Task: Where does the string "พยากรบ" appear in the records? Copy every line that contains it.

::::

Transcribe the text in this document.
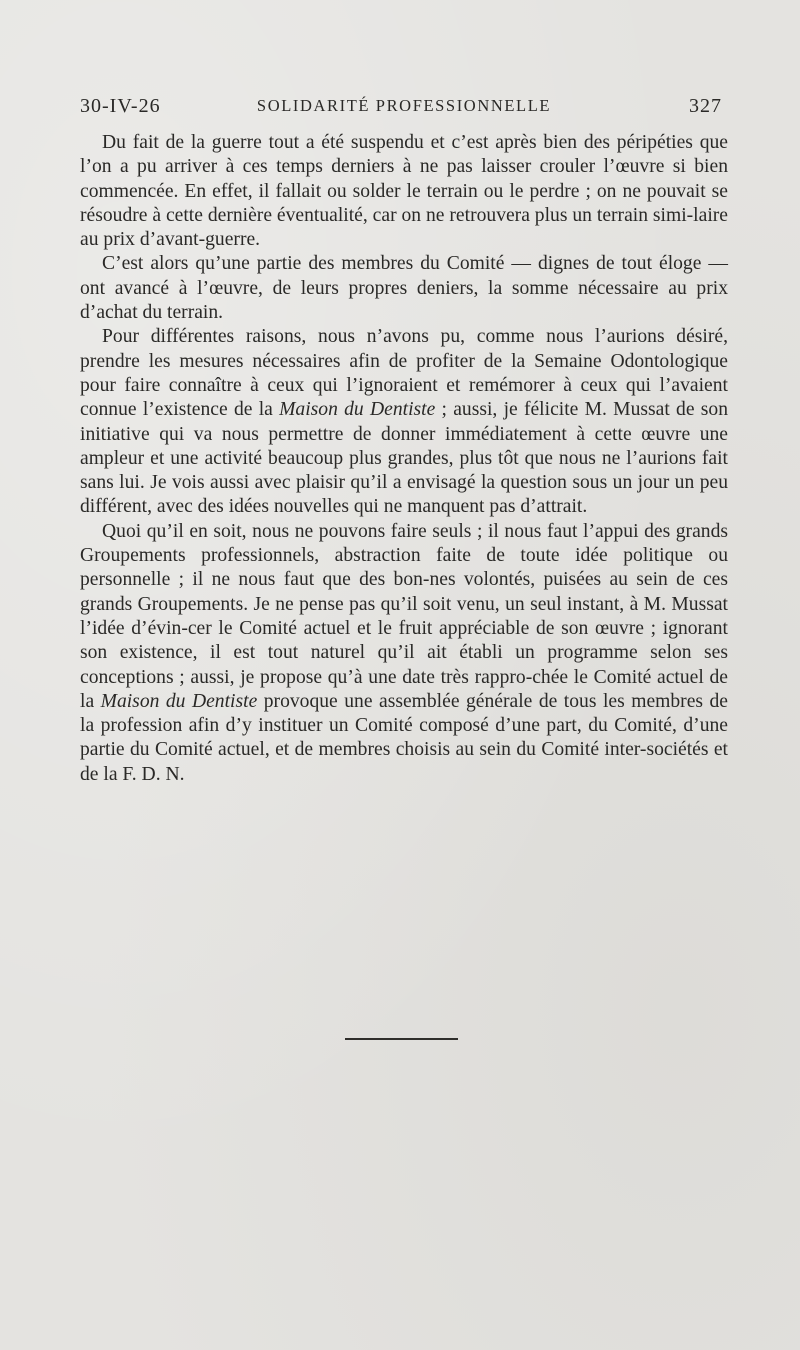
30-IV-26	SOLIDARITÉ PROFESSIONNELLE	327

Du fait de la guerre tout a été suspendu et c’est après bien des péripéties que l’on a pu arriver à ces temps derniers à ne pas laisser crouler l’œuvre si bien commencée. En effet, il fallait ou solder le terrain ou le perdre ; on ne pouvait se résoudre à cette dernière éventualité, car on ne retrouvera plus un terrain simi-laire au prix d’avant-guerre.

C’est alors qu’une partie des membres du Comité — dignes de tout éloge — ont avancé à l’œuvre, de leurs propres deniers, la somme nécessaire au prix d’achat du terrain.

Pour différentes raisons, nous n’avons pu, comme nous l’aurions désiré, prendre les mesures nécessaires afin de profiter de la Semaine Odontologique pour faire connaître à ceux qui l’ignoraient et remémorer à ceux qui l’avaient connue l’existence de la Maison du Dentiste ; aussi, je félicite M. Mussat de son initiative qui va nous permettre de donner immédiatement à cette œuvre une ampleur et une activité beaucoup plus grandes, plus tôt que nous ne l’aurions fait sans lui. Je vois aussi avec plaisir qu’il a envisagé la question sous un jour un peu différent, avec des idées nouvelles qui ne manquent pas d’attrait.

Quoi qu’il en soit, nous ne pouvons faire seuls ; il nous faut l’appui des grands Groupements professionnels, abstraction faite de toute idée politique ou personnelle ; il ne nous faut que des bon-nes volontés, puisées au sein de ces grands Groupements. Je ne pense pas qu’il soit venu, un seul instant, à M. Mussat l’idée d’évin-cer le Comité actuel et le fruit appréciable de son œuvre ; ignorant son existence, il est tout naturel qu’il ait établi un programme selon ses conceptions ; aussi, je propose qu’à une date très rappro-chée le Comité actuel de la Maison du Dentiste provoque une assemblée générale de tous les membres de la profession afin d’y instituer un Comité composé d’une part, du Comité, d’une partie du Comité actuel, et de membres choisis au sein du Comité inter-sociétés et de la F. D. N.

::::

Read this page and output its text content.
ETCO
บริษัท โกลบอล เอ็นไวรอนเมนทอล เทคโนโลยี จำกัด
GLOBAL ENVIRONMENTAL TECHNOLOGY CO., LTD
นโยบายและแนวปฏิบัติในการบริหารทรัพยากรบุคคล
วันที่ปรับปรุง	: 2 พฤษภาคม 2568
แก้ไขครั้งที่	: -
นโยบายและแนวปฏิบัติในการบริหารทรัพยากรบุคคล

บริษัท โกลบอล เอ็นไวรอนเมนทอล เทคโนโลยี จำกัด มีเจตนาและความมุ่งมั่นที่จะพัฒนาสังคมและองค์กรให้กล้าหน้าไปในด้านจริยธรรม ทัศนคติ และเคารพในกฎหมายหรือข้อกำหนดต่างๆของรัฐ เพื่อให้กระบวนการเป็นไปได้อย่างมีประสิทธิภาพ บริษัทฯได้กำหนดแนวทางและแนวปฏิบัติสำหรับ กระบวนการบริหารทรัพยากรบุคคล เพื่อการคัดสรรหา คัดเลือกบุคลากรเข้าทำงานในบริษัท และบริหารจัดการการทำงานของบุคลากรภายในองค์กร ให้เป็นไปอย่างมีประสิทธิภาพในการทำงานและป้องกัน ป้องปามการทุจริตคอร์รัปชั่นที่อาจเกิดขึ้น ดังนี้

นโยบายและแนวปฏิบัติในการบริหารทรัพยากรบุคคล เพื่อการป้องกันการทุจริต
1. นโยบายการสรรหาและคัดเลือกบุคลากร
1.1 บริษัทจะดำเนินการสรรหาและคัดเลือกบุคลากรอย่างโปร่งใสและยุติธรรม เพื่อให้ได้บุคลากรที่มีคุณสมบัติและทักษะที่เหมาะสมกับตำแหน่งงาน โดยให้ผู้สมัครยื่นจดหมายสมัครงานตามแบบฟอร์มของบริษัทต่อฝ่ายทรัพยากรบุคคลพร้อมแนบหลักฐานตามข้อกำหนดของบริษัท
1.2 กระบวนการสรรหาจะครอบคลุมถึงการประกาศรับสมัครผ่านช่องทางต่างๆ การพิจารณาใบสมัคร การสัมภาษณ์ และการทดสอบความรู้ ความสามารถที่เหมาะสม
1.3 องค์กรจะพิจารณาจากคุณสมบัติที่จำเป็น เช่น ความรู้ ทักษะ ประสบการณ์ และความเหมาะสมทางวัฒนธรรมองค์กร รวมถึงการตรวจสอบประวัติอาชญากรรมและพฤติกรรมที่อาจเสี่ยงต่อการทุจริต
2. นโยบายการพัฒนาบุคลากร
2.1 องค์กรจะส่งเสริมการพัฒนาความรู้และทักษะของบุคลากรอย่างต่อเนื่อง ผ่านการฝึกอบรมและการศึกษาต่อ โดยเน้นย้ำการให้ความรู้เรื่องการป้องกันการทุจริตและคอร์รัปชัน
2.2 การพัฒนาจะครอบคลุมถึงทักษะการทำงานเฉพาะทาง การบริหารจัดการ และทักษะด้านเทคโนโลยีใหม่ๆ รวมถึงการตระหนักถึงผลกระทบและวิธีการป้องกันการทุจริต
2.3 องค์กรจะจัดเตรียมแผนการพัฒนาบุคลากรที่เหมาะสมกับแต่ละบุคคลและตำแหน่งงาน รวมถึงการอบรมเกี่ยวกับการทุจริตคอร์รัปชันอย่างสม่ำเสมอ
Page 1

::::

Completed task:
นโยบายและแนวปฏิบัติในการบริหารทรัพยากรบุคคล
นโยบายและแนวปฏิบัติในการบริหารทรัพยากรบุคคล
บริษัท โกลบอล เอ็นไวรอนเมนทอล เทคโนโลยี จำกัด มีเจตนาและความมุ่งมั่นที่จะพัฒนาสังคมและองค์กรให้กล้าหน้าไปในด้านจริยธรรม ทัศนคติ และเคารพในกฎหมายหรือข้อกำหนดต่างๆของรัฐ เพื่อให้กระบวนการเป็นไปได้อย่างมีประสิทธิภาพ บริษัทฯได้กำหนดแนวทางและแนวปฏิบัติสำหรับ กระบวนการบริหารทรัพยากรบุคคล เพื่อการคัดสรรหา คัดเลือกบุคลากรเข้าทำงานในบริษัท และบริหารจัดการการทำงานของบุคลากรภายในองค์กร ให้เป็นไปอย่างมีประสิทธิภาพในการทำงานและป้องกัน ป้องปามการทุจริตคอร์รัปชั่นที่อาจเกิดขึ้น ดังนี้
นโยบายและแนวปฏิบัติในการบริหารทรัพยากรบุคคล เพื่อการป้องกันการทุจริต
1.1 บริษัทจะดำเนินการสรรหาและคัดเลือกบุคลากรอย่างโปร่งใสและยุติธรรม เพื่อให้ได้บุคลากรที่มีคุณสมบัติและทักษะที่เหมาะสมกับตำแหน่งงาน โดยให้ผู้สมัครยื่นจดหมายสมัครงานตามแบบฟอร์มของบริษัทต่อฝ่ายทรัพยากรบุคคลพร้อมแนบหลักฐานตามข้อกำหนดของบริษัท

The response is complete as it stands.